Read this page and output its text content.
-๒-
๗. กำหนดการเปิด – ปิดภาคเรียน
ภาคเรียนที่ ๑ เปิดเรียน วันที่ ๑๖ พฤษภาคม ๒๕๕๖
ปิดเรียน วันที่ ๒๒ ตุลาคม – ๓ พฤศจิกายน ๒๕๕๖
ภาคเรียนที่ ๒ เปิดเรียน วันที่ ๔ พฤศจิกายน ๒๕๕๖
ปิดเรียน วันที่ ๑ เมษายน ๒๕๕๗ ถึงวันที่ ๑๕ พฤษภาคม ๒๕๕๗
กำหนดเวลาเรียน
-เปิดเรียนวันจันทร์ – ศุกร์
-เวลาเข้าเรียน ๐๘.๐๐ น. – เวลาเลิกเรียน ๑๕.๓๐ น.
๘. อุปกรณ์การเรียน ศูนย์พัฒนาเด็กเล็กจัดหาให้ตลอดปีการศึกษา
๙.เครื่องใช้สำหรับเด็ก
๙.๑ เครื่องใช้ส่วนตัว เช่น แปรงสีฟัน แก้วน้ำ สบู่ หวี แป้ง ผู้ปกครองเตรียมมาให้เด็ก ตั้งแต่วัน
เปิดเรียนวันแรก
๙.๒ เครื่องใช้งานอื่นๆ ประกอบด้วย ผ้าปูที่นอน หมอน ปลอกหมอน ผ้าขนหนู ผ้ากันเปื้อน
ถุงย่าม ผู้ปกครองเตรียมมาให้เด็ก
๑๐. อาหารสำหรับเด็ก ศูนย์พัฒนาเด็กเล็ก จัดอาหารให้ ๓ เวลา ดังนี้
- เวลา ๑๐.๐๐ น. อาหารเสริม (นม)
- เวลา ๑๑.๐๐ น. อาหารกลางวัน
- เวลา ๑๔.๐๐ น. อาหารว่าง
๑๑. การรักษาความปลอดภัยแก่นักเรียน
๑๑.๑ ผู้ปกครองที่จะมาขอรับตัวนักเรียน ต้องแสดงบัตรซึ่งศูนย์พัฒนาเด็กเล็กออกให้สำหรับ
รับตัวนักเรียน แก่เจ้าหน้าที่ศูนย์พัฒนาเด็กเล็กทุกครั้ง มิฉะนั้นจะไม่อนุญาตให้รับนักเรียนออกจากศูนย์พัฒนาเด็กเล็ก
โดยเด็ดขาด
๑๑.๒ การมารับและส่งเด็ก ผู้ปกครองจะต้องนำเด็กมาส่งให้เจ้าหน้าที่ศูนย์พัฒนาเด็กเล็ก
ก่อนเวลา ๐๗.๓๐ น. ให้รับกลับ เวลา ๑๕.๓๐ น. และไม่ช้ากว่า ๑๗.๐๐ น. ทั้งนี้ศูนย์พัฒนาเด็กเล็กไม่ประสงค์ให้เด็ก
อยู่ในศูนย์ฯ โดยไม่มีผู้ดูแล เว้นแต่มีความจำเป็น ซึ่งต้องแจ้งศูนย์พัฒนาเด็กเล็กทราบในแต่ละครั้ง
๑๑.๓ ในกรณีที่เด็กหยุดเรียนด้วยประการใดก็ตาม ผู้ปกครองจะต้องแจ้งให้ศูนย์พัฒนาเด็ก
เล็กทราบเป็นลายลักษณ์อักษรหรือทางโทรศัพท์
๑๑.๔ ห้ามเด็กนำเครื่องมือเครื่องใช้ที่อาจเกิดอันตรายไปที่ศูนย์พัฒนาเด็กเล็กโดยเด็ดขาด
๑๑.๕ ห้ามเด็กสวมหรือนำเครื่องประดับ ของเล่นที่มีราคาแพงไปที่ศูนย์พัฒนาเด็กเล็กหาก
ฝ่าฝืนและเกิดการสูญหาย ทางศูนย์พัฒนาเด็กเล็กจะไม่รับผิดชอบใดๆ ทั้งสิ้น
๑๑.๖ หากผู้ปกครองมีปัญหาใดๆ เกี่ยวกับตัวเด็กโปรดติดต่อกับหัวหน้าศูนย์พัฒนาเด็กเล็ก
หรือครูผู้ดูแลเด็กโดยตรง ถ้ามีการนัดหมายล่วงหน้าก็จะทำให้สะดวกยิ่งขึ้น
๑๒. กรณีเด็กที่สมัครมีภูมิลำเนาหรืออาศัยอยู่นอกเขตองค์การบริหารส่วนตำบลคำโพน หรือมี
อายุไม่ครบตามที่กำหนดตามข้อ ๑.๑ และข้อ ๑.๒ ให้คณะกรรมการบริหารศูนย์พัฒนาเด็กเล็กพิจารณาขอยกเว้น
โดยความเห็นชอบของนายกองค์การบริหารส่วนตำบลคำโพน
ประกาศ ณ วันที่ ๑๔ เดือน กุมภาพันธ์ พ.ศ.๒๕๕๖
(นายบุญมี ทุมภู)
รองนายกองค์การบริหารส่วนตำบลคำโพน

• [Aim] Every record above must be duplicated exactly.

• [Expected answer]
Read this page and output its text content.
-๒-
๗. กำหนดการเปิด – ปิดภาคเรียน
ภาคเรียนที่ ๑ เปิดเรียน วันที่ ๑๖ พฤษภาคม ๒๕๕๖
ปิดเรียน วันที่ ๒๒ ตุลาคม – ๓ พฤศจิกายน ๒๕๕๖
ภาคเรียนที่ ๒ เปิดเรียน วันที่ ๔ พฤศจิกายน ๒๕๕๖
ปิดเรียน วันที่ ๑ เมษายน ๒๕๕๗ ถึงวันที่ ๑๕ พฤษภาคม ๒๕๕๗
กำหนดเวลาเรียน
-เปิดเรียนวันจันทร์ – ศุกร์
-เวลาเข้าเรียน ๐๘.๐๐ น. – เวลาเลิกเรียน ๑๕.๓๐ น.
๘. อุปกรณ์การเรียน ศูนย์พัฒนาเด็กเล็กจัดหาให้ตลอดปีการศึกษา
๙.เครื่องใช้สำหรับเด็ก
๙.๑ เครื่องใช้ส่วนตัว เช่น แปรงสีฟัน แก้วน้ำ สบู่ หวี แป้ง ผู้ปกครองเตรียมมาให้เด็ก ตั้งแต่วัน
เปิดเรียนวันแรก
๙.๒ เครื่องใช้งานอื่นๆ ประกอบด้วย ผ้าปูที่นอน หมอน ปลอกหมอน ผ้าขนหนู ผ้ากันเปื้อน
ถุงย่าม ผู้ปกครองเตรียมมาให้เด็ก
๑๐. อาหารสำหรับเด็ก ศูนย์พัฒนาเด็กเล็ก จัดอาหารให้ ๓ เวลา ดังนี้
- เวลา ๑๐.๐๐ น. อาหารเสริม (นม)
- เวลา ๑๑.๐๐ น. อาหารกลางวัน
- เวลา ๑๔.๐๐ น. อาหารว่าง
๑๑. การรักษาความปลอดภัยแก่นักเรียน
๑๑.๑ ผู้ปกครองที่จะมาขอรับตัวนักเรียน ต้องแสดงบัตรซึ่งศูนย์พัฒนาเด็กเล็กออกให้สำหรับ
รับตัวนักเรียน แก่เจ้าหน้าที่ศูนย์พัฒนาเด็กเล็กทุกครั้ง มิฉะนั้นจะไม่อนุญาตให้รับนักเรียนออกจากศูนย์พัฒนาเด็กเล็ก
โดยเด็ดขาด
๑๑.๒ การมารับและส่งเด็ก ผู้ปกครองจะต้องนำเด็กมาส่งให้เจ้าหน้าที่ศูนย์พัฒนาเด็กเล็ก
ก่อนเวลา ๐๗.๓๐ น. ให้รับกลับ เวลา ๑๕.๓๐ น. และไม่ช้ากว่า ๑๗.๐๐ น. ทั้งนี้ศูนย์พัฒนาเด็กเล็กไม่ประสงค์ให้เด็ก
อยู่ในศูนย์ฯ โดยไม่มีผู้ดูแล เว้นแต่มีความจำเป็น ซึ่งต้องแจ้งศูนย์พัฒนาเด็กเล็กทราบในแต่ละครั้ง
๑๑.๓ ในกรณีที่เด็กหยุดเรียนด้วยประการใดก็ตาม ผู้ปกครองจะต้องแจ้งให้ศูนย์พัฒนาเด็ก
เล็กทราบเป็นลายลักษณ์อักษรหรือทางโทรศัพท์
๑๑.๔ ห้ามเด็กนำเครื่องมือเครื่องใช้ที่อาจเกิดอันตรายไปที่ศูนย์พัฒนาเด็กเล็กโดยเด็ดขาด
๑๑.๕ ห้ามเด็กสวมหรือนำเครื่องประดับ ของเล่นที่มีราคาแพงไปที่ศูนย์พัฒนาเด็กเล็กหาก
ฝ่าฝืนและเกิดการสูญหาย ทางศูนย์พัฒนาเด็กเล็กจะไม่รับผิดชอบใดๆ ทั้งสิ้น
๑๑.๖ หากผู้ปกครองมีปัญหาใดๆ เกี่ยวกับตัวเด็กโปรดติดต่อกับหัวหน้าศูนย์พัฒนาเด็กเล็ก
หรือครูผู้ดูแลเด็กโดยตรง ถ้ามีการนัดหมายล่วงหน้าก็จะทำให้สะดวกยิ่งขึ้น
๑๒. กรณีเด็กที่สมัครมีภูมิลำเนาหรืออาศัยอยู่นอกเขตองค์การบริหารส่วนตำบลคำโพน หรือมี
อายุไม่ครบตามที่กำหนดตามข้อ ๑.๑ และข้อ ๑.๒ ให้คณะกรรมการบริหารศูนย์พัฒนาเด็กเล็กพิจารณาขอยกเว้น
โดยความเห็นชอบของนายกองค์การบริหารส่วนตำบลคำโพน
ประกาศ ณ วันที่ ๑๔ เดือน กุมภาพันธ์ พ.ศ.๒๕๕๖
(นายบุญมี ทุมภู)
รองนายกองค์การบริหารส่วนตำบลคำโพน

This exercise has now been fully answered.